Raw records:
┌────────

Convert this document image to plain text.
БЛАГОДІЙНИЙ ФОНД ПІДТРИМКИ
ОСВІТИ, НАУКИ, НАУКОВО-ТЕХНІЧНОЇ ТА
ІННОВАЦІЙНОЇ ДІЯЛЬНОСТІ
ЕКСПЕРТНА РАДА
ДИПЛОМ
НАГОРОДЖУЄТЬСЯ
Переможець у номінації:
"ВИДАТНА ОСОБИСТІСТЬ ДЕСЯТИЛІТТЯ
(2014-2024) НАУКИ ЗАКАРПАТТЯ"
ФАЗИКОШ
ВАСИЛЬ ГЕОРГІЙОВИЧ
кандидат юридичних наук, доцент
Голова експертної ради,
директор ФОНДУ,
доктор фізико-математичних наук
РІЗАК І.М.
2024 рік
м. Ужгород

└────────

# Task description
Copy every line that includes the string "НАУКИ" from the material above.

# Response
ОСВІТИ, НАУКИ, НАУКОВО-ТЕХНІЧНОЇ ТА
(2014-2024) НАУКИ ЗАКАРПАТТЯ"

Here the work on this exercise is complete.